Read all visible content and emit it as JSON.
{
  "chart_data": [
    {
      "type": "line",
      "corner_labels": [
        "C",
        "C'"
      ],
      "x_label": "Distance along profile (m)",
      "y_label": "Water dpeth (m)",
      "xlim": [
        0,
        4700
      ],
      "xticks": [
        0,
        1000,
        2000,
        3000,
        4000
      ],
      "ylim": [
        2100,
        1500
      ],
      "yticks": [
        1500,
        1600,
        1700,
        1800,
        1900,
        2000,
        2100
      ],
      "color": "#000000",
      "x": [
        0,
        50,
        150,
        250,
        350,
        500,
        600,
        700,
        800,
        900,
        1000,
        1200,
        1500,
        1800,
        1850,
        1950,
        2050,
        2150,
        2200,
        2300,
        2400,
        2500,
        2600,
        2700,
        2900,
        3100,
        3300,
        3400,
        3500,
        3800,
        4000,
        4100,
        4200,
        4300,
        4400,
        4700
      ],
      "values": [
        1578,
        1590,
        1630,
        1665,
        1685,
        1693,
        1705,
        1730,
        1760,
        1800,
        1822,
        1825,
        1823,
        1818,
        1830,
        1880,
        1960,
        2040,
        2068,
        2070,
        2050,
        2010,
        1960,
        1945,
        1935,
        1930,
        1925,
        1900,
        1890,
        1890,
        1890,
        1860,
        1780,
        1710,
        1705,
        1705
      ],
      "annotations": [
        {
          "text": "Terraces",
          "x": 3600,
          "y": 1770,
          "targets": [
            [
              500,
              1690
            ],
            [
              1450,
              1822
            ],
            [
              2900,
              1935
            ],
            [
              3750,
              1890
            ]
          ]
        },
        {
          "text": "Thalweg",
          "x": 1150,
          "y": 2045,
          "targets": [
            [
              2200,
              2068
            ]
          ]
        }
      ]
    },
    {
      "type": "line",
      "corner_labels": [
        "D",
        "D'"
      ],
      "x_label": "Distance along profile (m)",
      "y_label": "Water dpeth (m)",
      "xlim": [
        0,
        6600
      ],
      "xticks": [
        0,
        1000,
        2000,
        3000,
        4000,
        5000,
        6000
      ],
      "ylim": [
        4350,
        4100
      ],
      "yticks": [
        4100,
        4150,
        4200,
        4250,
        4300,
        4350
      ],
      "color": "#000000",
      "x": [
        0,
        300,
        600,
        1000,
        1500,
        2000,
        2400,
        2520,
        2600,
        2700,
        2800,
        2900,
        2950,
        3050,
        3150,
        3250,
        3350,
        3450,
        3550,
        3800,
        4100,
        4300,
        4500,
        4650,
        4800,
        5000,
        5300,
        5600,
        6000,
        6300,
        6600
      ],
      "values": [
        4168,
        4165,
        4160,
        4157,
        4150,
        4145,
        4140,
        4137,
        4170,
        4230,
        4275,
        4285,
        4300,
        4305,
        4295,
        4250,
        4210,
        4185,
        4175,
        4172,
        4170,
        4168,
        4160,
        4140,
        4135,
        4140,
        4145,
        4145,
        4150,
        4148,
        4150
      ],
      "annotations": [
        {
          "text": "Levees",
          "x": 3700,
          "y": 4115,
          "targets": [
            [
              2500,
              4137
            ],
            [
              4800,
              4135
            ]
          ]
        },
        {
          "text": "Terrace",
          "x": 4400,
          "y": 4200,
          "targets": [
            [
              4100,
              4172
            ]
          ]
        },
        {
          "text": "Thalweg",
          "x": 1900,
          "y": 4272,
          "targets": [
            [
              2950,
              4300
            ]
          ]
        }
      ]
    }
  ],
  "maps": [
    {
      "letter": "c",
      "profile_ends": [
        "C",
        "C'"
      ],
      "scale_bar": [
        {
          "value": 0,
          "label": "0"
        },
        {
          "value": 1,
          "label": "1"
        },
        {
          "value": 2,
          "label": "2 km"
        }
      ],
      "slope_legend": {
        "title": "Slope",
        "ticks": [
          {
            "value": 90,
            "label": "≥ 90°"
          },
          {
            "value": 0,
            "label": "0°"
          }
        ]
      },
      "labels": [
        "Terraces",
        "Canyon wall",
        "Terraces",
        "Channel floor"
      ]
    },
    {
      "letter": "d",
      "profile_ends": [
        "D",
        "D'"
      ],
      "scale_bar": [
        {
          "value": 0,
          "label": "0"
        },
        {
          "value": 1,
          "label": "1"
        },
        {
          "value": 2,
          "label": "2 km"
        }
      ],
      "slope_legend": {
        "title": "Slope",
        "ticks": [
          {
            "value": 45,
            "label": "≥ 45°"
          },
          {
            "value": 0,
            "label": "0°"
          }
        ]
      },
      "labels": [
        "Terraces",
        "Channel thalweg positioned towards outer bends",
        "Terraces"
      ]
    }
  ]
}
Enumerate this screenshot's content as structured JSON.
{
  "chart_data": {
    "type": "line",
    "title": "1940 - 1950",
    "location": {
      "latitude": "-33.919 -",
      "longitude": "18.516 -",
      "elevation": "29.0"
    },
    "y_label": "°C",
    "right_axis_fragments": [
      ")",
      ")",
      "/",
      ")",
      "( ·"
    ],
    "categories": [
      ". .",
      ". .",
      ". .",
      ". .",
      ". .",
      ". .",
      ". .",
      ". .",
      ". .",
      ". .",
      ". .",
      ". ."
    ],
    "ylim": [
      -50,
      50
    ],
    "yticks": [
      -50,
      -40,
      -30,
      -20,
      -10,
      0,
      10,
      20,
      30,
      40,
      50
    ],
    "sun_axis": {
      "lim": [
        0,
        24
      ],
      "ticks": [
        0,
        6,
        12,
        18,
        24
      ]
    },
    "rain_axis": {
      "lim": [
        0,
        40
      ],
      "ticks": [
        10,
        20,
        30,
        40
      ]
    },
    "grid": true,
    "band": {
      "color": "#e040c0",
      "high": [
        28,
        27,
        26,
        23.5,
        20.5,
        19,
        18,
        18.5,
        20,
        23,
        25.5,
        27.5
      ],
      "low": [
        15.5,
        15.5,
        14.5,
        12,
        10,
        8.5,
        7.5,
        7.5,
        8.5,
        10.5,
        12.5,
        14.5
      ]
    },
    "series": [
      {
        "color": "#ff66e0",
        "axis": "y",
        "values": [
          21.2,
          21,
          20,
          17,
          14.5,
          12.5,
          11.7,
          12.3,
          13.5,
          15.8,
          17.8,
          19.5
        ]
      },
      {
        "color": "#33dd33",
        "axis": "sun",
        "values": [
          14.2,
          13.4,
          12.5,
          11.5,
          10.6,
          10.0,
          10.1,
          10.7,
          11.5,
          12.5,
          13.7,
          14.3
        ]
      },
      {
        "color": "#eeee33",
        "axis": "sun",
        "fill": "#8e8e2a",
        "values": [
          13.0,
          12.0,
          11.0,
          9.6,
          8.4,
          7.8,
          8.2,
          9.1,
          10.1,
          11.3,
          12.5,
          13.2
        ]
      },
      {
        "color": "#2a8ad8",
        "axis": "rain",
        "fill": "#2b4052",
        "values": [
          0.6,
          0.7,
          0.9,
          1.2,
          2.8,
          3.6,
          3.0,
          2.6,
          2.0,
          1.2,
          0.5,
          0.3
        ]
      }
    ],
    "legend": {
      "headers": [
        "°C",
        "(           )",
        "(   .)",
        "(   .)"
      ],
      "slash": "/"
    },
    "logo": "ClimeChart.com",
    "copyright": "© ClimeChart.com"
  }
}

....

Stated goal: Repeat the entries above exactly, leaving nothing out.

Solution for this problem:
Read all visible content and emit it as JSON.
{
  "chart_data": [
    {
      "type": "line",
      "corner_labels": [
        "C",
        "C'"
      ],
      "x_label": "Distance along profile (m)",
      "y_label": "Water dpeth (m)",
      "xlim": [
        0,
        4700
      ],
      "xticks": [
        0,
        1000,
        2000,
        3000,
        4000
      ],
      "ylim": [
        2100,
        1500
      ],
      "yticks": [
        1500,
        1600,
        1700,
        1800,
        1900,
        2000,
        2100
      ],
      "color": "#000000",
      "x": [
        0,
        50,
        150,
        250,
        350,
        500,
        600,
        700,
        800,
        900,
        1000,
        1200,
        1500,
        1800,
        1850,
        1950,
        2050,
        2150,
        2200,
        2300,
        2400,
        2500,
        2600,
        2700,
        2900,
        3100,
        3300,
        3400,
        3500,
        3800,
        4000,
        4100,
        4200,
        4300,
        4400,
        4700
      ],
      "values": [
        1578,
        1590,
        1630,
        1665,
        1685,
        1693,
        1705,
        1730,
        1760,
        1800,
        1822,
        1825,
        1823,
        1818,
        1830,
        1880,
        1960,
        2040,
        2068,
        2070,
        2050,
        2010,
        1960,
        1945,
        1935,
        1930,
        1925,
        1900,
        1890,
        1890,
        1890,
        1860,
        1780,
        1710,
        1705,
        1705
      ],
      "annotations": [
        {
          "text": "Terraces",
          "x": 3600,
          "y": 1770,
          "targets": [
            [
              500,
              1690
            ],
            [
              1450,
              1822
            ],
            [
              2900,
              1935
            ],
            [
              3750,
              1890
            ]
          ]
        },
        {
          "text": "Thalweg",
          "x": 1150,
          "y": 2045,
          "targets": [
            [
              2200,
              2068
            ]
          ]
        }
      ]
    },
    {
      "type": "line",
      "corner_labels": [
        "D",
        "D'"
      ],
      "x_label": "Distance along profile (m)",
      "y_label": "Water dpeth (m)",
      "xlim": [
        0,
        6600
      ],
      "xticks": [
        0,
        1000,
        2000,
        3000,
        4000,
        5000,
        6000
      ],
      "ylim": [
        4350,
        4100
      ],
      "yticks": [
        4100,
        4150,
        4200,
        4250,
        4300,
        4350
      ],
      "color": "#000000",
      "x": [
        0,
        300,
        600,
        1000,
        1500,
        2000,
        2400,
        2520,
        2600,
        2700,
        2800,
        2900,
        2950,
        3050,
        3150,
        3250,
        3350,
        3450,
        3550,
        3800,
        4100,
        4300,
        4500,
        4650,
        4800,
        5000,
        5300,
        5600,
        6000,
        6300,
        6600
      ],
      "values": [
        4168,
        4165,
        4160,
        4157,
        4150,
        4145,
        4140,
        4137,
        4170,
        4230,
        4275,
        4285,
        4300,
        4305,
        4295,
        4250,
        4210,
        4185,
        4175,
        4172,
        4170,
        4168,
        4160,
        4140,
        4135,
        4140,
        4145,
        4145,
        4150,
        4148,
        4150
      ],
      "annotations": [
        {
          "text": "Levees",
          "x": 3700,
          "y": 4115,
          "targets": [
            [
              2500,
              4137
            ],
            [
              4800,
              4135
            ]
          ]
        },
        {
          "text": "Terrace",
          "x": 4400,
          "y": 4200,
          "targets": [
            [
              4100,
              4172
            ]
          ]
        },
        {
          "text": "Thalweg",
          "x": 1900,
          "y": 4272,
          "targets": [
            [
              2950,
              4300
            ]
          ]
        }
      ]
    }
  ],
  "maps": [
    {
      "letter": "c",
      "profile_ends": [
        "C",
        "C'"
      ],
      "scale_bar": [
        {
          "value": 0,
          "label": "0"
        },
        {
          "value": 1,
          "label": "1"
        },
        {
          "value": 2,
          "label": "2 km"
        }
      ],
      "slope_legend": {
        "title": "Slope",
        "ticks": [
          {
            "value": 90,
            "label": "≥ 90°"
          },
          {
            "value": 0,
            "label": "0°"
          }
        ]
      },
      "labels": [
        "Terraces",
        "Canyon wall",
        "Terraces",
        "Channel floor"
      ]
    },
    {
      "letter": "d",
      "profile_ends": [
        "D",
        "D'"
      ],
      "scale_bar": [
        {
          "value": 0,
          "label": "0"
        },
        {
          "value": 1,
          "label": "1"
        },
        {
          "value": 2,
          "label": "2 km"
        }
      ],
      "slope_legend": {
        "title": "Slope",
        "ticks": [
          {
            "value": 45,
            "label": "≥ 45°"
          },
          {
            "value": 0,
            "label": "0°"
          }
        ]
      },
      "labels": [
        "Terraces",
        "Channel thalweg positioned towards outer bends",
        "Terraces"
      ]
    }
  ]
}
Enumerate this screenshot's content as structured JSON.
{
  "chart_data": {
    "type": "line",
    "title": "1940 - 1950",
    "location": {
      "latitude": "-33.919 -",
      "longitude": "18.516 -",
      "elevation": "29.0"
    },
    "y_label": "°C",
    "right_axis_fragments": [
      ")",
      ")",
      "/",
      ")",
      "( ·"
    ],
    "categories": [
      ". .",
      ". .",
      ". .",
      ". .",
      ". .",
      ". .",
      ". .",
      ". .",
      ". .",
      ". .",
      ". .",
      ". ."
    ],
    "ylim": [
      -50,
      50
    ],
    "yticks": [
      -50,
      -40,
      -30,
      -20,
      -10,
      0,
      10,
      20,
      30,
      40,
      50
    ],
    "sun_axis": {
      "lim": [
        0,
        24
      ],
      "ticks": [
        0,
        6,
        12,
        18,
        24
      ]
    },
    "rain_axis": {
      "lim": [
        0,
        40
      ],
      "ticks": [
        10,
        20,
        30,
        40
      ]
    },
    "grid": true,
    "band": {
      "color": "#e040c0",
      "high": [
        28,
        27,
        26,
        23.5,
        20.5,
        19,
        18,
        18.5,
        20,
        23,
        25.5,
        27.5
      ],
      "low": [
        15.5,
        15.5,
        14.5,
        12,
        10,
        8.5,
        7.5,
        7.5,
        8.5,
        10.5,
        12.5,
        14.5
      ]
    },
    "series": [
      {
        "color": "#ff66e0",
        "axis": "y",
        "values": [
          21.2,
          21,
          20,
          17,
          14.5,
          12.5,
          11.7,
          12.3,
          13.5,
          15.8,
          17.8,
          19.5
        ]
      },
      {
        "color": "#33dd33",
        "axis": "sun",
        "values": [
          14.2,
          13.4,
          12.5,
          11.5,
          10.6,
          10.0,
          10.1,
          10.7,
          11.5,
          12.5,
          13.7,
          14.3
        ]
      },
      {
        "color": "#eeee33",
        "axis": "sun",
        "fill": "#8e8e2a",
        "values": [
          13.0,
          12.0,
          11.0,
          9.6,
          8.4,
          7.8,
          8.2,
          9.1,
          10.1,
          11.3,
          12.5,
          13.2
        ]
      },
      {
        "color": "#2a8ad8",
        "axis": "rain",
        "fill": "#2b4052",
        "values": [
          0.6,
          0.7,
          0.9,
          1.2,
          2.8,
          3.6,
          3.0,
          2.6,
          2.0,
          1.2,
          0.5,
          0.3
        ]
      }
    ],
    "legend": {
      "headers": [
        "°C",
        "(           )",
        "(   .)",
        "(   .)"
      ],
      "slash": "/"
    },
    "logo": "ClimeChart.com",
    "copyright": "© ClimeChart.com"
  }
}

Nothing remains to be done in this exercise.